- _SET PROBLEM_:
Every line below that includes "floor" counts toward the total. Report that total alone.

++++

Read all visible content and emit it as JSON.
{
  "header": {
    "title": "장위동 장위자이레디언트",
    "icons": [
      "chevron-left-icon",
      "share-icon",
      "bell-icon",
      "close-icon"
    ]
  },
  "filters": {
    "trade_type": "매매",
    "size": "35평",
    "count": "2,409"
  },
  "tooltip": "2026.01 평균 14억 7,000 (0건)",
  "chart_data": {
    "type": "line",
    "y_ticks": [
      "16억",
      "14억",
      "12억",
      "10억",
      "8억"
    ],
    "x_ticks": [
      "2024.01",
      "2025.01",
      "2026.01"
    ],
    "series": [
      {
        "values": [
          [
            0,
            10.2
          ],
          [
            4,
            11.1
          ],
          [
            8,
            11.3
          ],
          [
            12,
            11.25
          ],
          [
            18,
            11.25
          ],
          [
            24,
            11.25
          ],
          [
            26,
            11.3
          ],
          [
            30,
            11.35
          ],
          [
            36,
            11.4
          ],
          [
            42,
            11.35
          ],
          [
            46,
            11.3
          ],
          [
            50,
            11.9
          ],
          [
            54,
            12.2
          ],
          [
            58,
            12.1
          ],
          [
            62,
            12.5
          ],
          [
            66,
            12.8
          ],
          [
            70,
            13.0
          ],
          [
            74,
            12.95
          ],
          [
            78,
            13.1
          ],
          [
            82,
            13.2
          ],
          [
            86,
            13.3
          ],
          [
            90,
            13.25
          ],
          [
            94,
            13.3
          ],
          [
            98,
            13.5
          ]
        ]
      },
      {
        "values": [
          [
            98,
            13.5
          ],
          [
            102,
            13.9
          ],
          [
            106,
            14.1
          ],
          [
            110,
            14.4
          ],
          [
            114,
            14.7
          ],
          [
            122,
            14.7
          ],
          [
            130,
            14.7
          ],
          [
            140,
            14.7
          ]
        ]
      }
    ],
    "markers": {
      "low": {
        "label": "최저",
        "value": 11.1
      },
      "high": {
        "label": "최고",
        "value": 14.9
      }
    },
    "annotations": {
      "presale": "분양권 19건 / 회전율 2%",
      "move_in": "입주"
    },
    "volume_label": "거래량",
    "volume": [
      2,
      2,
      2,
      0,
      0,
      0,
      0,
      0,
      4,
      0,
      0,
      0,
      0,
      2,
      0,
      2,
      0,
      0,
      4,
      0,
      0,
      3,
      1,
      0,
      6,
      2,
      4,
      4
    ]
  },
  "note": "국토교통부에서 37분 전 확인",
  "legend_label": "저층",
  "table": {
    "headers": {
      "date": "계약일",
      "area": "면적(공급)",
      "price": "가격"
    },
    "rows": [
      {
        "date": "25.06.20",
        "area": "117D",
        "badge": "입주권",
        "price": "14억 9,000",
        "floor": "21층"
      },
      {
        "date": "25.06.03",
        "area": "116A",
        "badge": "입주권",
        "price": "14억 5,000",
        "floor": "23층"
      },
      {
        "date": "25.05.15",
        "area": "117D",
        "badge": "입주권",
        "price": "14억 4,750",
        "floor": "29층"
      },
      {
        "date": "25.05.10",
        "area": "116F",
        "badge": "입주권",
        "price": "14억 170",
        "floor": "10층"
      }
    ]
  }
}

++++

- _RESULT_:
4